====== Raw records

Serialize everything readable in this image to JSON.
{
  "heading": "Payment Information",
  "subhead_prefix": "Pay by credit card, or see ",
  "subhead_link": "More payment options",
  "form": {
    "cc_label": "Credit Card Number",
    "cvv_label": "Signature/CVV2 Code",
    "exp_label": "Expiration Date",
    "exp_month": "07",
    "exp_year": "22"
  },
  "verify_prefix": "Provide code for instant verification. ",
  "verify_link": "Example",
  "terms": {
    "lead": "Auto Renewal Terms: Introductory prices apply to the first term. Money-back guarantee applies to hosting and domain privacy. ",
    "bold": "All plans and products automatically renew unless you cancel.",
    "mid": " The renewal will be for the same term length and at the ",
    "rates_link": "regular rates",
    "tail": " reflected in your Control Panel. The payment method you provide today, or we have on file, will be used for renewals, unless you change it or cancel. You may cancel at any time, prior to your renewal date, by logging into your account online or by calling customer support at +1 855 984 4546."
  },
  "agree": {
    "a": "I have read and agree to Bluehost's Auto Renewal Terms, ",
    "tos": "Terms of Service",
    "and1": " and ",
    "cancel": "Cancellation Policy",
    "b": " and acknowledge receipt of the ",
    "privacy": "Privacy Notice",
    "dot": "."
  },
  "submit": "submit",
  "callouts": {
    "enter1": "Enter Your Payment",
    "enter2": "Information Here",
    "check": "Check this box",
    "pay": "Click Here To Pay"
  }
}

============

Required task: Report the number of lines in the entries above that include the string "Here". Give nothing but the number.

Reply: 2